▶ **Given records**:
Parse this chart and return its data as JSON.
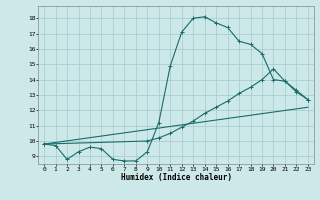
{
  "xlabel": "Humidex (Indice chaleur)",
  "ylabel": "",
  "bg_color": "#cce8e8",
  "grid_color": "#aacfcf",
  "line_color": "#1a6b6b",
  "xlim": [
    -0.5,
    23.5
  ],
  "ylim": [
    8.5,
    18.8
  ],
  "xticks": [
    0,
    1,
    2,
    3,
    4,
    5,
    6,
    7,
    8,
    9,
    10,
    11,
    12,
    13,
    14,
    15,
    16,
    17,
    18,
    19,
    20,
    21,
    22,
    23
  ],
  "yticks": [
    9,
    10,
    11,
    12,
    13,
    14,
    15,
    16,
    17,
    18
  ],
  "line1_x": [
    0,
    1,
    2,
    3,
    4,
    5,
    6,
    7,
    8,
    9,
    10,
    11,
    12,
    13,
    14,
    15,
    16,
    17,
    18,
    19,
    20,
    21,
    22,
    23
  ],
  "line1_y": [
    9.8,
    9.7,
    8.8,
    9.3,
    9.6,
    9.5,
    8.8,
    8.7,
    8.7,
    9.3,
    11.2,
    14.9,
    17.1,
    18.0,
    18.1,
    17.7,
    17.4,
    16.5,
    16.3,
    15.7,
    14.0,
    13.9,
    13.3,
    12.7
  ],
  "line2_x": [
    0,
    9,
    10,
    11,
    12,
    13,
    14,
    15,
    16,
    17,
    18,
    19,
    20,
    21,
    22,
    23
  ],
  "line2_y": [
    9.8,
    10.0,
    10.2,
    10.5,
    10.9,
    11.3,
    11.8,
    12.2,
    12.6,
    13.1,
    13.5,
    14.0,
    14.7,
    13.9,
    13.2,
    12.7
  ],
  "line3_x": [
    0,
    23
  ],
  "line3_y": [
    9.8,
    12.2
  ]
}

▶ **Job**:
Reproduce the records, all of them, word for word; omit the pictures.

▶ **Result**:
Parse this chart and return its data as JSON.
{
  "xlabel": "Humidex (Indice chaleur)",
  "ylabel": "",
  "bg_color": "#cce8e8",
  "grid_color": "#aacfcf",
  "line_color": "#1a6b6b",
  "xlim": [
    -0.5,
    23.5
  ],
  "ylim": [
    8.5,
    18.8
  ],
  "xticks": [
    0,
    1,
    2,
    3,
    4,
    5,
    6,
    7,
    8,
    9,
    10,
    11,
    12,
    13,
    14,
    15,
    16,
    17,
    18,
    19,
    20,
    21,
    22,
    23
  ],
  "yticks": [
    9,
    10,
    11,
    12,
    13,
    14,
    15,
    16,
    17,
    18
  ],
  "line1_x": [
    0,
    1,
    2,
    3,
    4,
    5,
    6,
    7,
    8,
    9,
    10,
    11,
    12,
    13,
    14,
    15,
    16,
    17,
    18,
    19,
    20,
    21,
    22,
    23
  ],
  "line1_y": [
    9.8,
    9.7,
    8.8,
    9.3,
    9.6,
    9.5,
    8.8,
    8.7,
    8.7,
    9.3,
    11.2,
    14.9,
    17.1,
    18.0,
    18.1,
    17.7,
    17.4,
    16.5,
    16.3,
    15.7,
    14.0,
    13.9,
    13.3,
    12.7
  ],
  "line2_x": [
    0,
    9,
    10,
    11,
    12,
    13,
    14,
    15,
    16,
    17,
    18,
    19,
    20,
    21,
    22,
    23
  ],
  "line2_y": [
    9.8,
    10.0,
    10.2,
    10.5,
    10.9,
    11.3,
    11.8,
    12.2,
    12.6,
    13.1,
    13.5,
    14.0,
    14.7,
    13.9,
    13.2,
    12.7
  ],
  "line3_x": [
    0,
    23
  ],
  "line3_y": [
    9.8,
    12.2
  ]
}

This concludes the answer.